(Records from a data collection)
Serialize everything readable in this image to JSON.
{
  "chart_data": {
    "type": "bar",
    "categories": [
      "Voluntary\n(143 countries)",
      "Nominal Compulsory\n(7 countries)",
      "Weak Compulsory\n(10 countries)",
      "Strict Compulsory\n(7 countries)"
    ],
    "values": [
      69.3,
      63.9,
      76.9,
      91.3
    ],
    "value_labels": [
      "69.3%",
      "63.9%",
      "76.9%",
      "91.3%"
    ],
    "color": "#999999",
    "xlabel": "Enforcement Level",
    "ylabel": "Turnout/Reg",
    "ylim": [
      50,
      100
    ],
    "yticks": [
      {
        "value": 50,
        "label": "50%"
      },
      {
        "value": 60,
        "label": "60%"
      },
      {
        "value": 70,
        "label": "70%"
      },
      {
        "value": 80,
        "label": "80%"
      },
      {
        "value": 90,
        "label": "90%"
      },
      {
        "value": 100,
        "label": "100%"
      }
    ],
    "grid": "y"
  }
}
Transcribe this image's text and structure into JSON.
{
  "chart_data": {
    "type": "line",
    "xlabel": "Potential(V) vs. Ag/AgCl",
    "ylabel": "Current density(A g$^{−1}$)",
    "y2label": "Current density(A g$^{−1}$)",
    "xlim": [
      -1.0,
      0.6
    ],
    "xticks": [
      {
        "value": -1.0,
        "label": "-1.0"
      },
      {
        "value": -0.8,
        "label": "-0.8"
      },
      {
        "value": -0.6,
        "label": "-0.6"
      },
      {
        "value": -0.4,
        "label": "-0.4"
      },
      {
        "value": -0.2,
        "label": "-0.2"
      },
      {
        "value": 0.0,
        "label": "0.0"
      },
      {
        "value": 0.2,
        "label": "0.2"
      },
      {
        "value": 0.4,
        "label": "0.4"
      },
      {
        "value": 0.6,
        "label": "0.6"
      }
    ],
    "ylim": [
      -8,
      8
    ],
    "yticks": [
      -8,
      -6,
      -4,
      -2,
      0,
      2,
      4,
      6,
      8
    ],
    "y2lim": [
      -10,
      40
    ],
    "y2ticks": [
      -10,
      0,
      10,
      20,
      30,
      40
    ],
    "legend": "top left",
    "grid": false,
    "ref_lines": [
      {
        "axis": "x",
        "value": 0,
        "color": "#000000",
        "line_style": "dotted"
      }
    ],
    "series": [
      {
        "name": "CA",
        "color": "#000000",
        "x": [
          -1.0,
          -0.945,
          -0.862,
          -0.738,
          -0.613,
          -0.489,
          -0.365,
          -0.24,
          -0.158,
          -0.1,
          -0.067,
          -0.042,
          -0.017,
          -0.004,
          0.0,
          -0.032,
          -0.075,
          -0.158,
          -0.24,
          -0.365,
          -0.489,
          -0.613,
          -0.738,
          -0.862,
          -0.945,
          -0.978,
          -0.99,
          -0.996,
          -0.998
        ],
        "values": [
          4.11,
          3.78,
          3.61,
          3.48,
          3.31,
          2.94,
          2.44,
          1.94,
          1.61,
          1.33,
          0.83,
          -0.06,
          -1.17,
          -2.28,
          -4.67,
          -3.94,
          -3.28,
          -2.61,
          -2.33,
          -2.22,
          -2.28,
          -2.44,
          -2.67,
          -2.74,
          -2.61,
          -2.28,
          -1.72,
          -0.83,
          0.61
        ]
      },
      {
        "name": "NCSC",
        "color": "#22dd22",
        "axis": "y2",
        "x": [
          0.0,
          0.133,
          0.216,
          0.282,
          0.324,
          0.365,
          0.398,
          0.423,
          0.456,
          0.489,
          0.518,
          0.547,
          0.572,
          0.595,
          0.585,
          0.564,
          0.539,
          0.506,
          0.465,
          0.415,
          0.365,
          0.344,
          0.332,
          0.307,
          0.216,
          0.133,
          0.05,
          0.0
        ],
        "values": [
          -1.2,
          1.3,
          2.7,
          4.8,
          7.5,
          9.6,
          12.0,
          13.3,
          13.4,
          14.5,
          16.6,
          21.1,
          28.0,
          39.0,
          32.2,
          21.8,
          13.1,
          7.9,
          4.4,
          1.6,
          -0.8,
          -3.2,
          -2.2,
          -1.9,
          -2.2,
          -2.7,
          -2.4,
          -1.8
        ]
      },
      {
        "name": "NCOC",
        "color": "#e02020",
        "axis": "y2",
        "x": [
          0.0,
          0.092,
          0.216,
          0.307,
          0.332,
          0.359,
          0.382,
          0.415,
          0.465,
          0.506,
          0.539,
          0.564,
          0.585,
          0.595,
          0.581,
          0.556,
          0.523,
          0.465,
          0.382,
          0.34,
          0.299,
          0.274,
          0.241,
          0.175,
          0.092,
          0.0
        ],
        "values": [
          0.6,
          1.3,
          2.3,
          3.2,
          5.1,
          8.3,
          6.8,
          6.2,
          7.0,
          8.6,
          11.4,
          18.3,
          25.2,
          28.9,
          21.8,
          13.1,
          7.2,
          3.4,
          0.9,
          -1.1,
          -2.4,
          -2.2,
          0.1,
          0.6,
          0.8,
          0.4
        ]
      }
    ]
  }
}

• [WORK TO COMPLETE]
Locate all lines in the listing above with the word "density". Copy them.

• [WORKED SOLUTION]
    "ylabel": "Current density(A g$^{−1}$)",
    "y2label": "Current density(A g$^{−1}$)",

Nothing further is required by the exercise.